### [Direction]
Reproduce all entries word for word.

— start Dataset records —

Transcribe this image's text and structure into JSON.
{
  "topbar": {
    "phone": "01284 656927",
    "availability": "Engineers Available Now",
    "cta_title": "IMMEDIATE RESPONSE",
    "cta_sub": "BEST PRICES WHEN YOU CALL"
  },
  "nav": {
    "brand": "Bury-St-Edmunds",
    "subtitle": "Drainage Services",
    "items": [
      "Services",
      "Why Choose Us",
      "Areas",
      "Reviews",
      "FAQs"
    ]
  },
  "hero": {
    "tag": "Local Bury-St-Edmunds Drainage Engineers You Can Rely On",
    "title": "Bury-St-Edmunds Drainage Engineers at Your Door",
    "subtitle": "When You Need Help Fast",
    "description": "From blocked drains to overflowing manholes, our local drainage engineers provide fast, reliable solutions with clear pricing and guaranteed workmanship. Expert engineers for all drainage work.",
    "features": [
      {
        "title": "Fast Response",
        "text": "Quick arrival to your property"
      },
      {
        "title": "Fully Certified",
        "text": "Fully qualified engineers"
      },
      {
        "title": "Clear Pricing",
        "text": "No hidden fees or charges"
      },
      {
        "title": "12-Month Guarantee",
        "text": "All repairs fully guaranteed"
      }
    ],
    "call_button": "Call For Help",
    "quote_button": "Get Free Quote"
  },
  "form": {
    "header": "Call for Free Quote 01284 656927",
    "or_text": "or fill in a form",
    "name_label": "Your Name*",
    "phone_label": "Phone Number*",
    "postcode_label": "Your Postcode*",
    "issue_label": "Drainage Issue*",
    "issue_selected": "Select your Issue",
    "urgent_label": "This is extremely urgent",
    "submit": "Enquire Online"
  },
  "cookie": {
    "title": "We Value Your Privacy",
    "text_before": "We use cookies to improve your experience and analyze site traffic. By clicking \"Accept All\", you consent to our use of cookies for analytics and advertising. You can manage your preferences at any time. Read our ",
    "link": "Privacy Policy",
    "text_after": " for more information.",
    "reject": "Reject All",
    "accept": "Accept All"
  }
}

— end Dataset records —

### [Result for this task]
Transcribe this image's text and structure into JSON.
{
  "topbar": {
    "phone": "01284 656927",
    "availability": "Engineers Available Now",
    "cta_title": "IMMEDIATE RESPONSE",
    "cta_sub": "BEST PRICES WHEN YOU CALL"
  },
  "nav": {
    "brand": "Bury-St-Edmunds",
    "subtitle": "Drainage Services",
    "items": [
      "Services",
      "Why Choose Us",
      "Areas",
      "Reviews",
      "FAQs"
    ]
  },
  "hero": {
    "tag": "Local Bury-St-Edmunds Drainage Engineers You Can Rely On",
    "title": "Bury-St-Edmunds Drainage Engineers at Your Door",
    "subtitle": "When You Need Help Fast",
    "description": "From blocked drains to overflowing manholes, our local drainage engineers provide fast, reliable solutions with clear pricing and guaranteed workmanship. Expert engineers for all drainage work.",
    "features": [
      {
        "title": "Fast Response",
        "text": "Quick arrival to your property"
      },
      {
        "title": "Fully Certified",
        "text": "Fully qualified engineers"
      },
      {
        "title": "Clear Pricing",
        "text": "No hidden fees or charges"
      },
      {
        "title": "12-Month Guarantee",
        "text": "All repairs fully guaranteed"
      }
    ],
    "call_button": "Call For Help",
    "quote_button": "Get Free Quote"
  },
  "form": {
    "header": "Call for Free Quote 01284 656927",
    "or_text": "or fill in a form",
    "name_label": "Your Name*",
    "phone_label": "Phone Number*",
    "postcode_label": "Your Postcode*",
    "issue_label": "Drainage Issue*",
    "issue_selected": "Select your Issue",
    "urgent_label": "This is extremely urgent",
    "submit": "Enquire Online"
  },
  "cookie": {
    "title": "We Value Your Privacy",
    "text_before": "We use cookies to improve your experience and analyze site traffic. By clicking \"Accept All\", you consent to our use of cookies for analytics and advertising. You can manage your preferences at any time. Read our ",
    "link": "Privacy Policy",
    "text_after": " for more information.",
    "reject": "Reject All",
    "accept": "Accept All"
  }
}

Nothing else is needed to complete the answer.